_Problem to solve_
Examine the records and identify each line that includes the string "text". Copy those lines.

_Stored rows_
[Begin]

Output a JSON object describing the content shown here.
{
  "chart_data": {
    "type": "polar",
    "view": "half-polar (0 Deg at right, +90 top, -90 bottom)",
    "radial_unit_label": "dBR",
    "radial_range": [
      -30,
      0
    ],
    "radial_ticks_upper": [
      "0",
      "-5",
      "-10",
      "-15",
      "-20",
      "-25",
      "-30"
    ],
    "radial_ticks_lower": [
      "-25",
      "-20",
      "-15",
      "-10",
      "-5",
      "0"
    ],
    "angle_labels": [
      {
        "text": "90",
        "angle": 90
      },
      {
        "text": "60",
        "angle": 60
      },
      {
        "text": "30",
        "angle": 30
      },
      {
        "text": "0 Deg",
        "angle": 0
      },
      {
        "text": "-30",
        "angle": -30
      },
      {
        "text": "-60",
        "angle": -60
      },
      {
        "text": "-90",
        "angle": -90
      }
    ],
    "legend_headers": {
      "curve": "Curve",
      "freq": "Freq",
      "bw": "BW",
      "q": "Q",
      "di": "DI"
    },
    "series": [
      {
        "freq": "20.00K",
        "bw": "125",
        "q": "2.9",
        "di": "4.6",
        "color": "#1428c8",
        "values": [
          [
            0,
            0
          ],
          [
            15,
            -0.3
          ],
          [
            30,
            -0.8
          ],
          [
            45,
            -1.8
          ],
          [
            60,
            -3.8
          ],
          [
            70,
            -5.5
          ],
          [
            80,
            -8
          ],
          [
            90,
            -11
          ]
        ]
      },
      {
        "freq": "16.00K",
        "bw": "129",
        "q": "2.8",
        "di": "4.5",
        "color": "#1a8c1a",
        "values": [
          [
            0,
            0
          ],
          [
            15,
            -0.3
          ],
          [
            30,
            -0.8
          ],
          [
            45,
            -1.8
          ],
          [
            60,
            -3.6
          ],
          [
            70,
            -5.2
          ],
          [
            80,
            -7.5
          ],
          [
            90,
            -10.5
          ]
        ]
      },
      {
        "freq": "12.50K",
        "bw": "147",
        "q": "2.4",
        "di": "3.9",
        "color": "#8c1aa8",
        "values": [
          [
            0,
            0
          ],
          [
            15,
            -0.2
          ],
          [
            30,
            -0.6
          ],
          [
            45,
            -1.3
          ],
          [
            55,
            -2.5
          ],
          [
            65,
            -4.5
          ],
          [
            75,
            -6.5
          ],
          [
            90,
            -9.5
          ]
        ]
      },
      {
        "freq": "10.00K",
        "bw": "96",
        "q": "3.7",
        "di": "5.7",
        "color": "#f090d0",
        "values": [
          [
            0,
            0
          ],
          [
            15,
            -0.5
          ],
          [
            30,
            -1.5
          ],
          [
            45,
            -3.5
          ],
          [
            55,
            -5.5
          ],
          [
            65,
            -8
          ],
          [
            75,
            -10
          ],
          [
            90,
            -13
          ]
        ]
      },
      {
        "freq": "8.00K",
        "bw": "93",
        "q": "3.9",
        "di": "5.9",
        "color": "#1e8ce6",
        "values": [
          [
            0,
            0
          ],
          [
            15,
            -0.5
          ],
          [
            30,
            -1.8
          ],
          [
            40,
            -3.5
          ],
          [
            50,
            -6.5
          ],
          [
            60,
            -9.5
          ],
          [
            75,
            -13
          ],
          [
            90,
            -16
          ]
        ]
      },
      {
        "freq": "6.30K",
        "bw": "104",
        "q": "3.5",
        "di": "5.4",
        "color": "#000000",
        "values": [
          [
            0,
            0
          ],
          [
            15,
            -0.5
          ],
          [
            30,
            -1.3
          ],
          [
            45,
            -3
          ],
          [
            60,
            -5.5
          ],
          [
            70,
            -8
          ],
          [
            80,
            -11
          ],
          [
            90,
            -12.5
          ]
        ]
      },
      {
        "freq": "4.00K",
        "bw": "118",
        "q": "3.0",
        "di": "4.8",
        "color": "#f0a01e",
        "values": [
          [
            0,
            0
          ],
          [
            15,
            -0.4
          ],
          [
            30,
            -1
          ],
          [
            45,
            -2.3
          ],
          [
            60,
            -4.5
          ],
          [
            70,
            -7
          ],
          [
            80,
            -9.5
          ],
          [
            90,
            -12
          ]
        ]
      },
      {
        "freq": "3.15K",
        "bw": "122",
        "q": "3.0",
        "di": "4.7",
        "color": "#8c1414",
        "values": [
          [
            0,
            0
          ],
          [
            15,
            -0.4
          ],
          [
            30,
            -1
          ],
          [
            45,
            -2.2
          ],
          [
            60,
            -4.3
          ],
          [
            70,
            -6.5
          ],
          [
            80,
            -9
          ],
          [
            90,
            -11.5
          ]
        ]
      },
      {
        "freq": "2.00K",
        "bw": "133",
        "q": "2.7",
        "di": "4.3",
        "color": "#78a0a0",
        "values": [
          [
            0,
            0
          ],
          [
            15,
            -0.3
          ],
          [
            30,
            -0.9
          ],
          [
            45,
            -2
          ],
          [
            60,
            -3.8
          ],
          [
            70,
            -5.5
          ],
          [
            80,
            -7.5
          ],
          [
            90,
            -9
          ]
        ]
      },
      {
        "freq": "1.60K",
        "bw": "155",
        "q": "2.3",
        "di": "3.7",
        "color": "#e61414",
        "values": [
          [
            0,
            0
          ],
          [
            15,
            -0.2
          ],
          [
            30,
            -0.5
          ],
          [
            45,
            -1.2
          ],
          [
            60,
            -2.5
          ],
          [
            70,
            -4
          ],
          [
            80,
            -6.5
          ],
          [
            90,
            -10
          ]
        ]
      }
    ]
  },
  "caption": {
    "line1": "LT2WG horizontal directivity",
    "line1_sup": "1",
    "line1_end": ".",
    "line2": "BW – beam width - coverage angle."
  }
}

[End]

_Answer to the problem_
        "text": "90",
        "text": "60",
        "text": "30",
        "text": "0 Deg",
        "text": "-30",
        "text": "-60",
        "text": "-90",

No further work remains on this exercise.